**OBJECTIVE**: Rewrite everything from the line that contains "y-tick-label: 26 <box>38 314 52 327</box>" down to the line that contains "x-tick-label: 2014 <box>315 496 328 524</box>", replacing "plot-band" with "plot-strip" and leaving the rest unchanged.

■ ■ ■

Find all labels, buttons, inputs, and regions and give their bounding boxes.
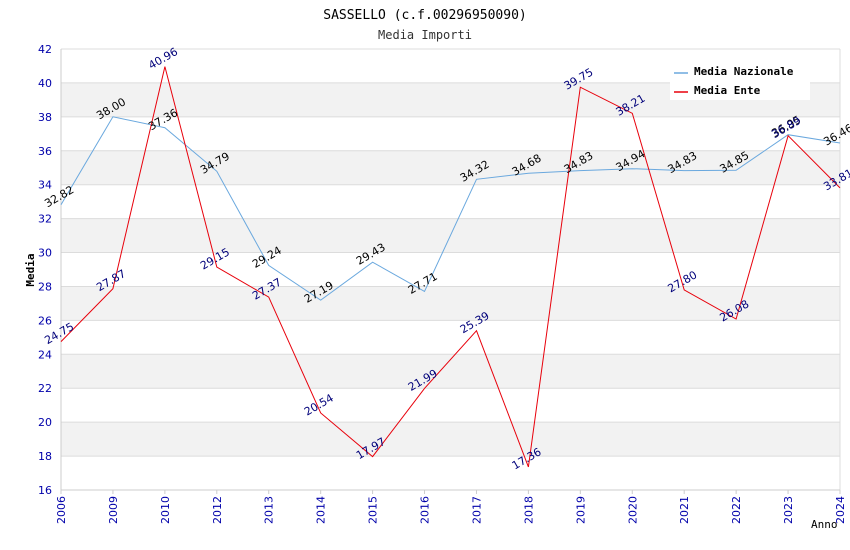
y-tick-label: 26 <box>38 314 52 327</box>
plot-band <box>61 456 840 490</box>
legend-box <box>670 58 810 100</box>
x-tick-label: 2009 <box>107 496 120 524</box>
y-tick-label: 42 <box>38 43 52 56</box>
plot-band <box>61 422 840 457</box>
y-tick-label: 20 <box>38 416 52 429</box>
y-tick-label: 40 <box>38 77 52 90</box>
x-tick-label: 2020 <box>626 496 639 524</box>
x-tick-label: 2016 <box>419 496 432 524</box>
plot-band <box>61 184 840 219</box>
series-line-media-ente <box>60 66 841 468</box>
legend-label-media-nazionale: Media Nazionale <box>694 65 794 78</box>
x-tick-label: 2024 <box>834 496 847 524</box>
x-tick-label: 2013 <box>263 496 276 524</box>
y-axis-label: Media <box>24 253 37 286</box>
y-tick-label: 16 <box>38 484 52 497</box>
plot-band <box>61 320 840 355</box>
plot-band <box>61 286 840 321</box>
series-line-media-nazionale <box>60 116 841 301</box>
chart-subtitle: Media Importi <box>378 28 472 42</box>
chart-title: SASSELLO (c.f.00296950090) <box>323 8 527 23</box>
x-tick-label: 2014 <box>315 496 328 524</box>
plot-bands <box>61 49 840 490</box>
x-axis-ticks: 2006 2009 2010 2012 2013 2014 2015 2016 2017 2018… <box>55 490 847 524</box>
x-tick-label: 2017 <box>470 496 483 524</box>
x-tick-label: 2023 <box>782 496 795 524</box>
series-lines <box>60 66 841 468</box>
legend-label-media-ente: Media Ente <box>694 84 761 97</box>
plot-band <box>61 388 840 423</box>
x-tick-label: 2022 <box>730 496 743 524</box>
plot-band <box>61 252 840 287</box>
axes <box>60 49 840 491</box>
y-axis-ticks: 16 18 20 22 24 26 28 30 32 34 36 38 40 42 <box>38 43 52 497</box>
x-tick-label: 2018 <box>522 496 535 524</box>
y-tick-label: 22 <box>38 382 52 395</box>
y-tick-label: 24 <box>38 348 52 361</box>
x-tick-label: 2019 <box>574 496 587 524</box>
y-tick-label: 30 <box>38 247 52 260</box>
y-tick-label: 38 <box>38 111 52 124</box>
x-tick-label: 2015 <box>367 496 380 524</box>
y-tick-label: 34 <box>38 179 52 192</box>
x-tick-label: 2012 <box>211 496 224 524</box>
x-axis-label: Anno <box>811 518 838 531</box>
x-tick-label: 2021 <box>678 496 691 524</box>
plot-band <box>61 116 840 151</box>
y-tick-label: 36 <box>38 145 52 158</box>
y-tick-label: 32 <box>38 213 52 226</box>
gridlines <box>61 48 841 491</box>
legend: Media Nazionale Media Ente <box>670 58 810 100</box>
y-tick-label: 18 <box>38 450 52 463</box>
y-tick-label: 28 <box>38 280 52 293</box>
x-tick-label: 2010 <box>159 496 172 524</box>
x-tick-label: 2006 <box>55 496 68 524</box>
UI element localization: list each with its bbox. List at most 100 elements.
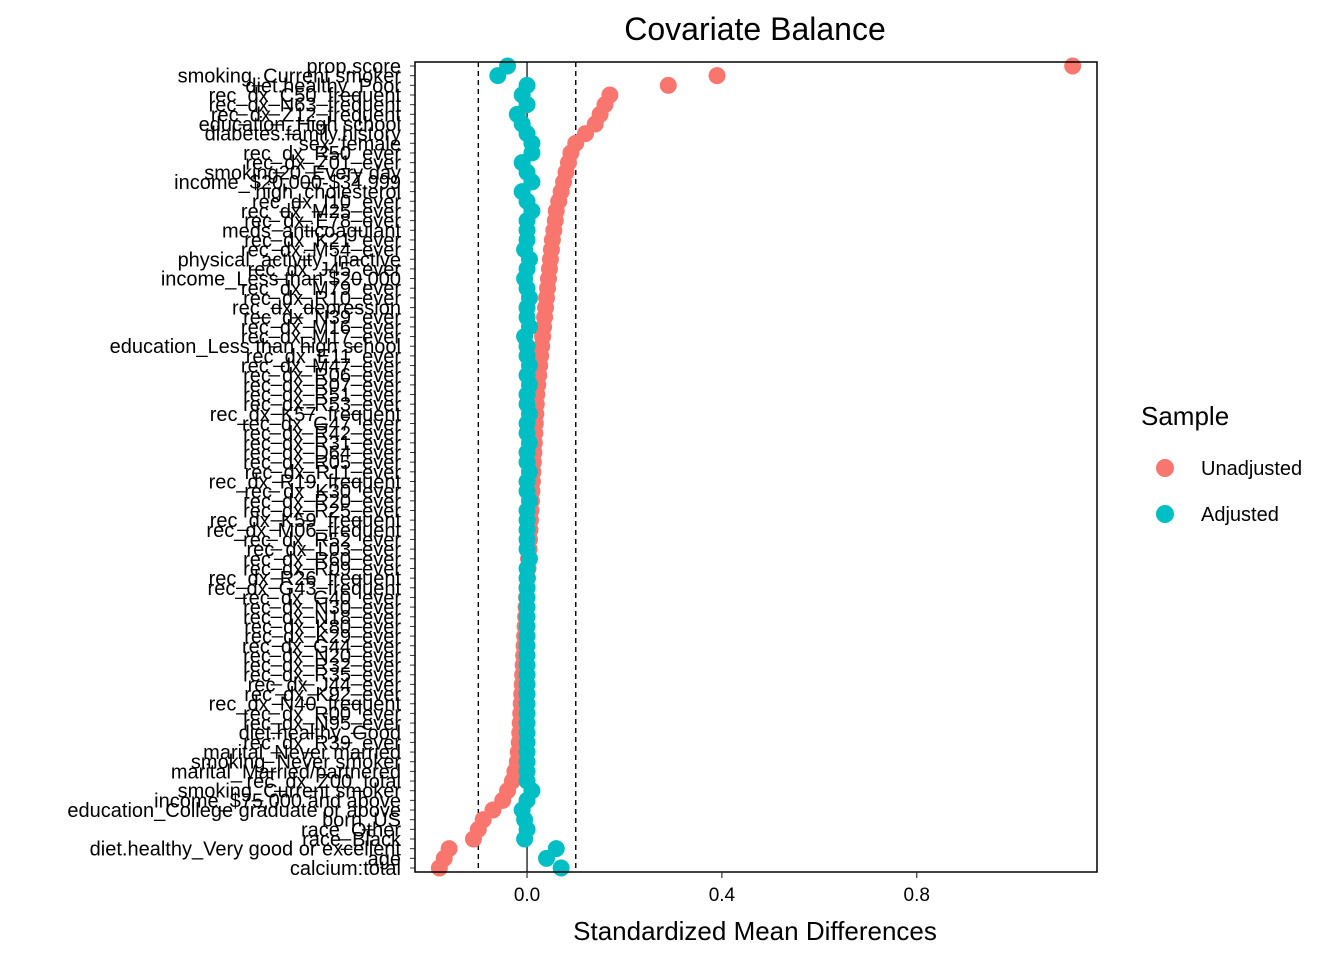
covariate-label: rec_dx_M54_ever (241, 240, 401, 262)
legend-label: Adjusted (1201, 504, 1279, 526)
covariate-label: rec_dx_Z00_total (246, 771, 401, 793)
covariate-label: rec_dx_G40_ever (242, 587, 401, 609)
covariate-label: rec_dx_depression (232, 298, 401, 320)
adjusted-point (552, 859, 570, 877)
covariate-label: rec_dx_N40_frequent (209, 694, 402, 716)
covariate-label: age (368, 848, 401, 870)
covariate-label: rec_dx_D64_ever (243, 443, 401, 465)
unadjusted-point (430, 859, 448, 877)
covariate-label: rec_dx_R52_ever (243, 529, 401, 551)
covariate-label: rec_dx_N20_ever (243, 645, 401, 667)
covariate-label: rec_dx_R35_ever (243, 665, 401, 687)
covariate-label: rec_dx_R00_ever (243, 703, 401, 725)
covariate-label: smoking_Current smoker (178, 66, 402, 88)
covariate-label: rec_dx_R50_ever (243, 143, 401, 165)
covariate-label: rec_dx_R11_ever (245, 462, 402, 484)
covariate-label: rec_dx_R39_ever (243, 732, 401, 754)
covariate-label: rec_dx_K29_ever (244, 626, 401, 648)
plot-panel (414, 61, 1098, 873)
covariate-label: rec_dx_R10_ever (243, 288, 401, 310)
covariate-label: rec_dx_M17_ever (241, 327, 401, 349)
covariate-label: rec_dx_J44_ever (248, 674, 402, 696)
covariate-label: rec_dx_R53_ever (243, 394, 401, 416)
covariate-label: rec_dx_N18_ever (243, 607, 401, 629)
covariate-label: race_Other (301, 819, 401, 841)
covariate-label: rec_dx_K21_ever (244, 230, 401, 252)
covariate-label: rec_dx_R31_ever (243, 433, 401, 455)
covariate-label: rec_dx_N63_frequent (209, 95, 402, 117)
legend: Sample Unadjusted Adjusted (1141, 401, 1302, 526)
covariate-label: income_$75,000 and above (154, 790, 401, 812)
x-axis: 0.0 0.4 0.8 (514, 872, 930, 906)
covariate-label: rec_dx_R06_ever (243, 365, 401, 387)
covariate-label: rec_dx_R25_ever (243, 500, 401, 522)
x-tick-label: 0.0 (514, 885, 540, 906)
covariate-label: income_$20,000-$34,999 (174, 172, 401, 194)
legend-swatch (1156, 459, 1174, 477)
covariate-label: rec_dx_E78_ever (244, 211, 401, 233)
covariate-label: rec_dx_R05_ever (243, 452, 401, 474)
covariate-label: rec_dx_R60_ever (243, 549, 401, 571)
legend-title: Sample (1141, 401, 1229, 431)
covariate-label: smoking20_Every day (204, 162, 401, 184)
covariate-label: rec_dx_E11_ever (246, 346, 402, 368)
unadjusted-point (659, 76, 677, 94)
chart-title: Covariate Balance (624, 11, 885, 47)
covariate-label: meds_anticoagulant (222, 220, 401, 242)
adjusted-point (516, 830, 534, 848)
covariate-label: marital_Married/partnered (171, 761, 401, 783)
covariate-label: diabetes.family.history (205, 124, 401, 146)
x-tick-label: 0.4 (709, 885, 736, 906)
covariate-label: rec_dx_K80_ever (244, 616, 401, 638)
adjusted-point (489, 67, 507, 85)
covariate-label: rec_dx_K92_ever (244, 684, 401, 706)
covariate-label: marital_Never married (203, 742, 401, 764)
data-points (430, 57, 1082, 877)
covariate-label: rec_dx_N30_ever (243, 597, 401, 619)
covariate-label: rec_dx_G44_ever (242, 636, 401, 658)
covariate-label: race_Black (302, 829, 402, 851)
covariate-label: rec_dx_R26_frequent (209, 568, 402, 590)
covariate-label: rec_dx_M16_ever (241, 317, 401, 339)
covariate-label: diet.healthy_Poor (245, 75, 401, 97)
covariate-label: rec_dx_R19_frequent (209, 471, 402, 493)
covariate-label: rec_dx_G43_frequent (208, 578, 402, 600)
covariate-label: rec_dx_C50_frequent (209, 85, 402, 107)
covariate-label: rec_dx_L03_ever (246, 539, 401, 561)
covariate-label: rec_dx_R20_ever (243, 491, 401, 513)
covariate-label: rec_dx_R51_ever (243, 385, 401, 407)
covariate-label: rec_dx_R09_ever (243, 558, 401, 580)
covariate-label: rec_dx_N39_ever (243, 307, 401, 329)
covariate-label: rec_dx_Z01_ever (245, 153, 401, 175)
covariate-label: smoking_Current smoker (178, 781, 402, 803)
covariate-label: rec_dx_K59_frequent (210, 510, 402, 532)
covariate-label: rec_dx_R32_ever (243, 655, 401, 677)
covariate-label: rec_dx_M06_frequent (206, 520, 401, 542)
covariate-label: prop.score (307, 56, 402, 78)
covariate-label: rec_dx_J45_ever (248, 259, 402, 281)
covariate-label: born_US (322, 810, 401, 832)
x-tick-label: 0.8 (904, 885, 930, 906)
covariate-label: physical_activity_inactive (178, 249, 401, 271)
covariate-label: diet.healthy_Very good or excellent (90, 839, 402, 861)
legend-swatch (1156, 505, 1174, 523)
covariate-label: rec_dx_M79_ever (241, 278, 401, 300)
unadjusted-point (1064, 57, 1082, 75)
covariate-label: income_Less than $20,000 (161, 269, 401, 291)
covariate-label: rec_dx_M47_ever (241, 356, 401, 378)
covariate-label: rec_dx_Z12_frequent (211, 104, 402, 126)
covariate-label: rec_dx_M25_ever (241, 201, 401, 223)
covariate-label: calcium:total (290, 858, 401, 880)
covariate-label: diet.healthy_Good (239, 723, 401, 745)
covariate-label: rec_dx_N95_ever (243, 713, 401, 735)
adjusted-point (538, 849, 556, 867)
covariate-label: rec_dx_R42_ever (243, 423, 401, 445)
covariate-label: sex_female (299, 133, 401, 155)
covariate-label: education_College graduate or above (67, 800, 401, 822)
unadjusted-point (464, 830, 482, 848)
legend-label: Unadjusted (1201, 458, 1302, 480)
covariate-label: rec_dx_I10_ever (252, 191, 401, 213)
covariate-label: rec_dx_K30_ever (244, 481, 401, 503)
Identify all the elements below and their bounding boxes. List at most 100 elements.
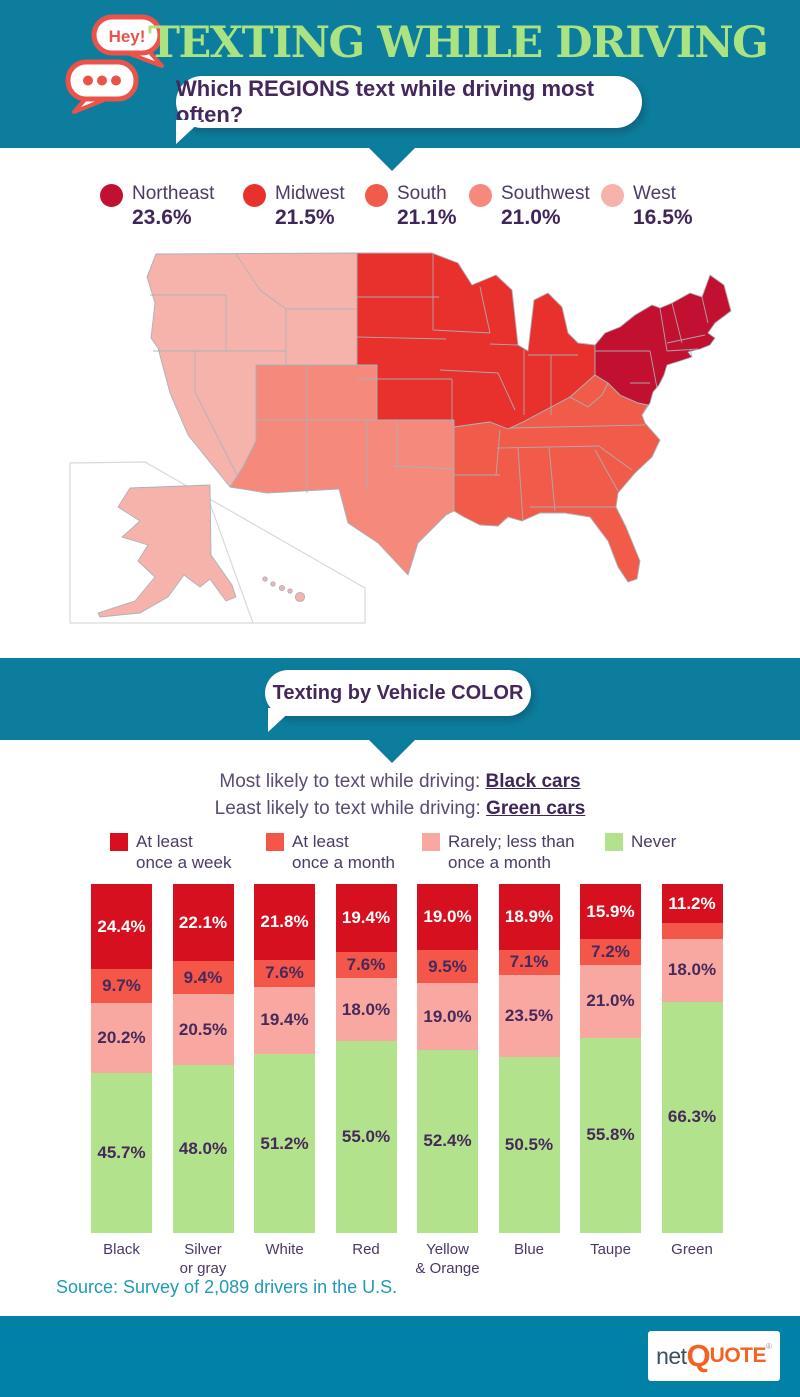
chat-bubbles-icon: Hey!	[64, 12, 176, 119]
bar-blue: 18.9% 7.1% 23.5% 50.5%	[498, 884, 560, 1233]
least-likely-line: Least likely to text while driving: Gree…	[0, 795, 800, 822]
state-borders	[150, 253, 709, 522]
source-note: Source: Survey of 2,089 drivers in the U…	[56, 1277, 398, 1297]
vehicle-color-bubble-text: Texting by Vehicle COLOR	[272, 681, 524, 704]
region-value: 21.5%	[275, 206, 335, 229]
region-legend-item-midwest: Midwest 21.5%	[243, 182, 345, 231]
bar-category-label: Red	[352, 1241, 380, 1258]
map-alaska	[97, 484, 237, 618]
region-legend-item-southwest: Southwest 21.0%	[469, 182, 590, 231]
bar-segment: 52.4%	[417, 1049, 478, 1233]
bar-segment: 21.8%	[254, 884, 315, 961]
legend-swatch	[110, 833, 128, 851]
bar-segment: 7.1%	[498, 949, 560, 975]
region-name: Midwest	[275, 183, 345, 204]
bar-segment: 51.2%	[254, 1054, 315, 1233]
bar-segment: 22.1%	[172, 884, 234, 962]
bar-segment: 20.2%	[91, 1002, 152, 1074]
bar-segment: 18.0%	[661, 938, 723, 1002]
region-value: 21.1%	[397, 206, 457, 229]
bar-category-label: Green	[671, 1241, 713, 1258]
bar-category-label: White	[265, 1241, 304, 1258]
region-value: 23.6%	[132, 206, 192, 229]
bar-category-label: Yellow & Orange	[415, 1241, 480, 1277]
chart-legend-item: At least once a week	[110, 831, 231, 873]
header-band-pointer	[369, 148, 415, 171]
least-likely-label: Least likely to text while driving:	[214, 798, 487, 819]
bar-segment: 15.9%	[580, 884, 641, 940]
region-name: Northeast	[132, 183, 215, 204]
bar-segment: 23.5%	[498, 974, 560, 1057]
region-name: South	[397, 183, 447, 204]
least-likely-value: Green cars	[486, 798, 586, 819]
logo-registered-mark: ®	[766, 1341, 772, 1351]
bar-segment: 48.0%	[172, 1065, 234, 1233]
region-dot	[365, 184, 388, 207]
usa-region-map	[60, 245, 760, 640]
bar-segment: 18.0%	[335, 978, 397, 1042]
vehicle-band-pointer	[369, 740, 415, 763]
bar-segment: 7.6%	[254, 960, 315, 987]
netquote-logo: net Q UOTE ®	[648, 1331, 780, 1381]
most-likely-label: Most likely to text while driving:	[219, 771, 486, 792]
bar-category-label: Silver or gray	[179, 1241, 227, 1277]
bar-segment: 7.6%	[335, 951, 397, 979]
legend-swatch	[422, 833, 440, 851]
page-title: TEXTING WHILE DRIVING	[148, 18, 769, 68]
bar-segment: 45.7%	[91, 1073, 152, 1233]
bar-yellow: 19.0% 9.5% 19.0% 52.4%	[417, 884, 478, 1233]
chart-legend-item: Rarely; less than once a month	[422, 831, 575, 873]
legend-label: Rarely; less than once a month	[448, 832, 575, 872]
bar-segment: 19.4%	[254, 986, 315, 1055]
regions-question-text: Which REGIONS text while driving most of…	[176, 76, 595, 127]
chart-legend: At least once a week At least once a mont…	[0, 831, 800, 879]
region-legend: Northeast 23.6% Midwest 21.5% South 21.1% Sout…	[0, 182, 800, 234]
logo-net-text: net	[656, 1342, 687, 1369]
region-legend-item-northeast: Northeast 23.6%	[100, 182, 214, 231]
legend-swatch	[605, 833, 623, 851]
region-value: 16.5%	[633, 206, 693, 229]
bar-category-label: Black	[103, 1241, 140, 1258]
legend-label: At least once a week	[136, 832, 232, 872]
map-hawaii	[262, 576, 306, 603]
map-region-northeast	[594, 274, 732, 416]
legend-label: At least once a month	[292, 832, 396, 872]
region-legend-item-west: West 16.5%	[601, 182, 693, 231]
bar-segment: 11.2%	[661, 884, 723, 924]
bar-segment: 9.7%	[91, 969, 152, 1003]
bar-segment	[661, 923, 723, 939]
regions-question-bubble: Which REGIONS text while driving most of…	[176, 76, 642, 128]
regions-question-bubble-tail	[176, 120, 202, 144]
stacked-bar-chart: 24.4% 9.7% 20.2% 45.7% 22.1% 9.4% 20.5% 48.0% 21…	[0, 884, 800, 1233]
chart-legend-item: At least once a month	[266, 831, 395, 873]
bar-category-label: Blue	[513, 1241, 545, 1258]
bar-segment: 20.5%	[172, 993, 234, 1066]
region-name: West	[633, 183, 676, 204]
bar-segment: 9.4%	[172, 961, 234, 994]
bar-segment: 55.8%	[580, 1037, 641, 1233]
logo-q-text: Q	[686, 1338, 711, 1373]
bar-segment: 7.2%	[580, 939, 641, 965]
region-dot	[100, 184, 123, 207]
region-dot	[469, 184, 492, 207]
region-dot	[601, 184, 624, 207]
bar-segment: 24.4%	[91, 884, 152, 970]
bar-segment: 19.4%	[335, 884, 397, 952]
bar-segment: 19.0%	[417, 983, 478, 1050]
bar-red: 19.4% 7.6% 18.0% 55.0%	[335, 884, 397, 1233]
bar-segment: 50.5%	[498, 1056, 560, 1233]
likely-lines: Most likely to text while driving: Black…	[0, 768, 800, 822]
hey-text: Hey!	[109, 27, 146, 46]
logo-uote-text: UOTE	[709, 1344, 767, 1367]
bar-segment: 18.9%	[498, 884, 560, 950]
bar-silver: 22.1% 9.4% 20.5% 48.0%	[172, 884, 234, 1233]
legend-swatch	[266, 833, 284, 851]
most-likely-value: Black cars	[485, 771, 581, 792]
vehicle-color-bubble-tail	[268, 708, 294, 732]
bar-white: 21.8% 7.6% 19.4% 51.2%	[254, 884, 315, 1233]
region-name: Southwest	[501, 183, 590, 204]
bar-green: 11.2% 18.0% 66.3%	[661, 884, 723, 1233]
most-likely-line: Most likely to text while driving: Black…	[0, 768, 800, 795]
region-legend-item-south: South 21.1%	[365, 182, 457, 231]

■ ■ ■

**TASK RESPONSE**:
y-tick-label: 26 <box>38 314 52 327</box>
plot-strip <box>61 456 840 490</box>
legend-box <box>670 58 810 100</box>
x-tick-label: 2009 <box>107 496 120 524</box>
y-tick-label: 42 <box>38 43 52 56</box>
plot-strip <box>61 422 840 457</box>
y-tick-label: 20 <box>38 416 52 429</box>
y-tick-label: 40 <box>38 77 52 90</box>
x-tick-label: 2020 <box>626 496 639 524</box>
x-tick-label: 2016 <box>419 496 432 524</box>
plot-strip <box>61 184 840 219</box>
series-line-media-ente <box>60 66 841 468</box>
legend-label-media-nazionale: Media Nazionale <box>694 65 794 78</box>
x-tick-label: 2024 <box>834 496 847 524</box>
x-tick-label: 2013 <box>263 496 276 524</box>
y-axis-label: Media <box>24 253 37 286</box>
y-tick-label: 16 <box>38 484 52 497</box>
plot-strip <box>61 320 840 355</box>
plot-strip <box>61 286 840 321</box>
series-line-media-nazionale <box>60 116 841 301</box>
chart-subtitle: Media Importi <box>378 28 472 42</box>
chart-title: SASSELLO (c.f.00296950090) <box>323 8 527 23</box>
x-tick-label: 2014 <box>315 496 328 524</box>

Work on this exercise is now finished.